◆ **What needs to be done**:
Restate the entries below verbatim.

══ Material supplied

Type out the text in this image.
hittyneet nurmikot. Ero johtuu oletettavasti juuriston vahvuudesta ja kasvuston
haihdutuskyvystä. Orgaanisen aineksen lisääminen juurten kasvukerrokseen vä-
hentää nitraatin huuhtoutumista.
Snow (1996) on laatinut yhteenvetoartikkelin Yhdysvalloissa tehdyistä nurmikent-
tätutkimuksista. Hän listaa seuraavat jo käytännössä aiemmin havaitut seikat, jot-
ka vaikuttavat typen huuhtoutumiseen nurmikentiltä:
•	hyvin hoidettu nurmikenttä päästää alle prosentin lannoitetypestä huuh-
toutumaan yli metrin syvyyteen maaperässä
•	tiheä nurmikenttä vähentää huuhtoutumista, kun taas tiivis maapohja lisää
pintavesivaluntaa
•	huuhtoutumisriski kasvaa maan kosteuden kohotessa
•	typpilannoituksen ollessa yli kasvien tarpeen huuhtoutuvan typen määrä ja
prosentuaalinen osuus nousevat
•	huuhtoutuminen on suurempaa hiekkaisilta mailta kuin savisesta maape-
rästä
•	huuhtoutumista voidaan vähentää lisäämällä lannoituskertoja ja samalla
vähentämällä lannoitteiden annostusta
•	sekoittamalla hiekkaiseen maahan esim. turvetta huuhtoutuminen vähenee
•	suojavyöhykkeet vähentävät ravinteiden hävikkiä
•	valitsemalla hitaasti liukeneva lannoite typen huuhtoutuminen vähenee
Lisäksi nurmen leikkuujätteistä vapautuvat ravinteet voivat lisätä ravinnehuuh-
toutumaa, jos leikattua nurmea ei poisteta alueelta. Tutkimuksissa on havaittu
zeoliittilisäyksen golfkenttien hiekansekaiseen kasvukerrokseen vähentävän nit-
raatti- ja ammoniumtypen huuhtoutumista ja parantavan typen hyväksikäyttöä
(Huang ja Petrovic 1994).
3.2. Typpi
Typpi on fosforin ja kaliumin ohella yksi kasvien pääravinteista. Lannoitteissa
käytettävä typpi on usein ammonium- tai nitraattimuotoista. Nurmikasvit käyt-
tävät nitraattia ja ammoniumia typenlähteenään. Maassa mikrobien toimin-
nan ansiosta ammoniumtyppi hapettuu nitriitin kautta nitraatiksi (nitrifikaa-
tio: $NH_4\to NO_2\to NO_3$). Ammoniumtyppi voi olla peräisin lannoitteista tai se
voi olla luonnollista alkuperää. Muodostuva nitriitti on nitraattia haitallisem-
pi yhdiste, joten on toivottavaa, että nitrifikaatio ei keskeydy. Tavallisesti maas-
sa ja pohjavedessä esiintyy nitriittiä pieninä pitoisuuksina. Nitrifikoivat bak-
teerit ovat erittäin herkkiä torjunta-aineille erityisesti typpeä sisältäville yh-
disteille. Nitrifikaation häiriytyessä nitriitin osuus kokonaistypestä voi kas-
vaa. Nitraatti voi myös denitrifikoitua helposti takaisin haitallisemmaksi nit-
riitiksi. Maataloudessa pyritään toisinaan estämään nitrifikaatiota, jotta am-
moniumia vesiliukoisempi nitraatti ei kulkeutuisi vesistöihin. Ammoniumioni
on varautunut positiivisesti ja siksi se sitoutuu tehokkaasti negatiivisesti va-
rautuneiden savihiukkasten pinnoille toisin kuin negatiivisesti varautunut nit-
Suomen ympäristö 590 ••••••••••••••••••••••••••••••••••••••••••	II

════

◆ **Task answer**:
Type out the text in this image.
hittyneet nurmikot. Ero johtuu oletettavasti juuriston vahvuudesta ja kasvuston
haihdutuskyvystä. Orgaanisen aineksen lisääminen juurten kasvukerrokseen vä-
hentää nitraatin huuhtoutumista.
Snow (1996) on laatinut yhteenvetoartikkelin Yhdysvalloissa tehdyistä nurmikent-
tätutkimuksista. Hän listaa seuraavat jo käytännössä aiemmin havaitut seikat, jot-
ka vaikuttavat typen huuhtoutumiseen nurmikentiltä:
•	hyvin hoidettu nurmikenttä päästää alle prosentin lannoitetypestä huuh-
toutumaan yli metrin syvyyteen maaperässä
•	tiheä nurmikenttä vähentää huuhtoutumista, kun taas tiivis maapohja lisää
pintavesivaluntaa
•	huuhtoutumisriski kasvaa maan kosteuden kohotessa
•	typpilannoituksen ollessa yli kasvien tarpeen huuhtoutuvan typen määrä ja
prosentuaalinen osuus nousevat
•	huuhtoutuminen on suurempaa hiekkaisilta mailta kuin savisesta maape-
rästä
•	huuhtoutumista voidaan vähentää lisäämällä lannoituskertoja ja samalla
vähentämällä lannoitteiden annostusta
•	sekoittamalla hiekkaiseen maahan esim. turvetta huuhtoutuminen vähenee
•	suojavyöhykkeet vähentävät ravinteiden hävikkiä
•	valitsemalla hitaasti liukeneva lannoite typen huuhtoutuminen vähenee
Lisäksi nurmen leikkuujätteistä vapautuvat ravinteet voivat lisätä ravinnehuuh-
toutumaa, jos leikattua nurmea ei poisteta alueelta. Tutkimuksissa on havaittu
zeoliittilisäyksen golfkenttien hiekansekaiseen kasvukerrokseen vähentävän nit-
raatti- ja ammoniumtypen huuhtoutumista ja parantavan typen hyväksikäyttöä
(Huang ja Petrovic 1994).
3.2. Typpi
Typpi on fosforin ja kaliumin ohella yksi kasvien pääravinteista. Lannoitteissa
käytettävä typpi on usein ammonium- tai nitraattimuotoista. Nurmikasvit käyt-
tävät nitraattia ja ammoniumia typenlähteenään. Maassa mikrobien toimin-
nan ansiosta ammoniumtyppi hapettuu nitriitin kautta nitraatiksi (nitrifikaa-
tio: $NH_4\to NO_2\to NO_3$). Ammoniumtyppi voi olla peräisin lannoitteista tai se
voi olla luonnollista alkuperää. Muodostuva nitriitti on nitraattia haitallisem-
pi yhdiste, joten on toivottavaa, että nitrifikaatio ei keskeydy. Tavallisesti maas-
sa ja pohjavedessä esiintyy nitriittiä pieninä pitoisuuksina. Nitrifikoivat bak-
teerit ovat erittäin herkkiä torjunta-aineille erityisesti typpeä sisältäville yh-
disteille. Nitrifikaation häiriytyessä nitriitin osuus kokonaistypestä voi kas-
vaa. Nitraatti voi myös denitrifikoitua helposti takaisin haitallisemmaksi nit-
riitiksi. Maataloudessa pyritään toisinaan estämään nitrifikaatiota, jotta am-
moniumia vesiliukoisempi nitraatti ei kulkeutuisi vesistöihin. Ammoniumioni
on varautunut positiivisesti ja siksi se sitoutuu tehokkaasti negatiivisesti va-
rautuneiden savihiukkasten pinnoille toisin kuin negatiivisesti varautunut nit-
Suomen ympäristö 590 ••••••••••••••••••••••••••••••••••••••••••	II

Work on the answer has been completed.